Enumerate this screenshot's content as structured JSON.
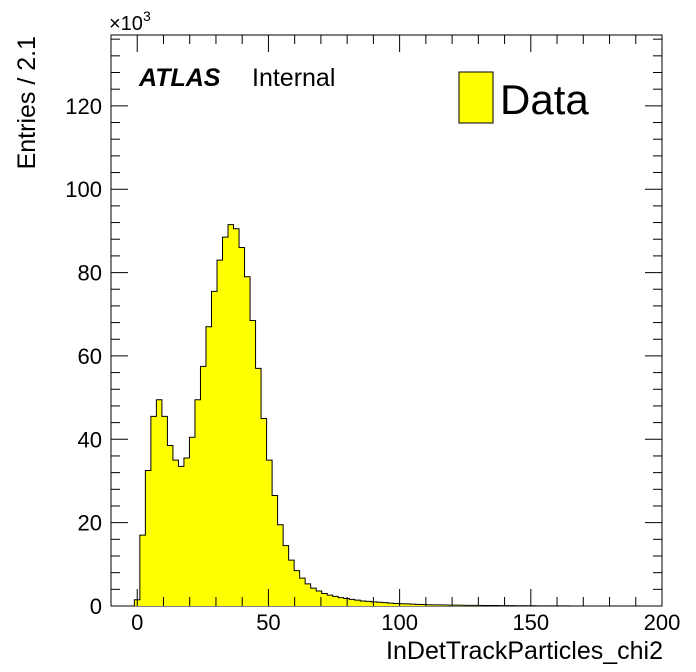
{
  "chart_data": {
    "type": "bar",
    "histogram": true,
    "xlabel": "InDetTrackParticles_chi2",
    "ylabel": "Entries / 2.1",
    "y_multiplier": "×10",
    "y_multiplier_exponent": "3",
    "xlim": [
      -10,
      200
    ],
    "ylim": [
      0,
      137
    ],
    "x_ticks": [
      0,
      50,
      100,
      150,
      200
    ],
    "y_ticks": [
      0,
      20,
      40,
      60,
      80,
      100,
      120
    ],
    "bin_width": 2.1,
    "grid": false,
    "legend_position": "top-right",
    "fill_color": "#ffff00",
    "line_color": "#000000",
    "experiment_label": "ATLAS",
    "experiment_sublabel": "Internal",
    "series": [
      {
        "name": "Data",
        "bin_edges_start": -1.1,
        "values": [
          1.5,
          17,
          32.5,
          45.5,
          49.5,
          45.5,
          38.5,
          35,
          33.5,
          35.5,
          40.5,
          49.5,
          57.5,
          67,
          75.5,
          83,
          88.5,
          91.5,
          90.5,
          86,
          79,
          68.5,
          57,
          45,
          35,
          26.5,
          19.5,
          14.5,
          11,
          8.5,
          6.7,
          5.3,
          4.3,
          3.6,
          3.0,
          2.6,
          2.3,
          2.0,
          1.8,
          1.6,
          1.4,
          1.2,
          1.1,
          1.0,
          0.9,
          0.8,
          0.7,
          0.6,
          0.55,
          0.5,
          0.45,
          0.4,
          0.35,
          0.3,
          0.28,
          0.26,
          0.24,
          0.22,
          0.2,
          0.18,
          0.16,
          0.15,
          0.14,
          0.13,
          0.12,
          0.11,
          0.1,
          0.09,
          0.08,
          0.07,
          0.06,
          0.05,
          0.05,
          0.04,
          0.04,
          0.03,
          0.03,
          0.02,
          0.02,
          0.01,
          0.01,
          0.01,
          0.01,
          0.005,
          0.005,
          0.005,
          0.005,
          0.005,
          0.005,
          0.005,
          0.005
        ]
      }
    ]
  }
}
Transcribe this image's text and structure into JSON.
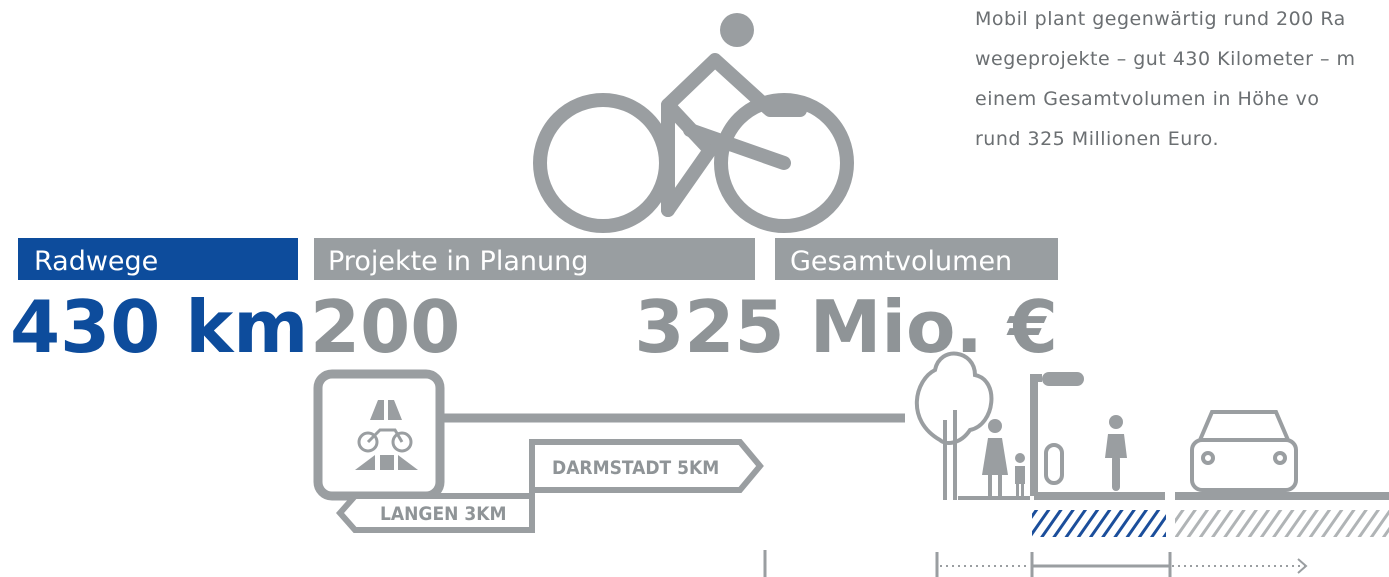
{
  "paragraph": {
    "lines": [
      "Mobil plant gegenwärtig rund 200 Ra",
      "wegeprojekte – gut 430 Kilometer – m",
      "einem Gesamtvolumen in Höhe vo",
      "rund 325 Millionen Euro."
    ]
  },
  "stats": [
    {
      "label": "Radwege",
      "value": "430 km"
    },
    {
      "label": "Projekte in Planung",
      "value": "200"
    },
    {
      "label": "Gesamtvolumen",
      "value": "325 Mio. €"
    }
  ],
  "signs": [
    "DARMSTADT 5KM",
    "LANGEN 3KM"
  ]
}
┄┄┄┄┄┄┄┄┄┄
Exercise aim -> Write out exactly the lines from the one containing "Transcribe this image's" through the last line of the records above, both ends included, and leave out any pictures.

Task solution ->
Transcribe this image's text and structure into JSON.
{
  "paragraph": {
    "lines": [
      "Mobil plant gegenwärtig rund 200 Ra",
      "wegeprojekte – gut 430 Kilometer – m",
      "einem Gesamtvolumen in Höhe vo",
      "rund 325 Millionen Euro."
    ]
  },
  "stats": [
    {
      "label": "Radwege",
      "value": "430 km"
    },
    {
      "label": "Projekte in Planung",
      "value": "200"
    },
    {
      "label": "Gesamtvolumen",
      "value": "325 Mio. €"
    }
  ],
  "signs": [
    "DARMSTADT 5KM",
    "LANGEN 3KM"
  ]
}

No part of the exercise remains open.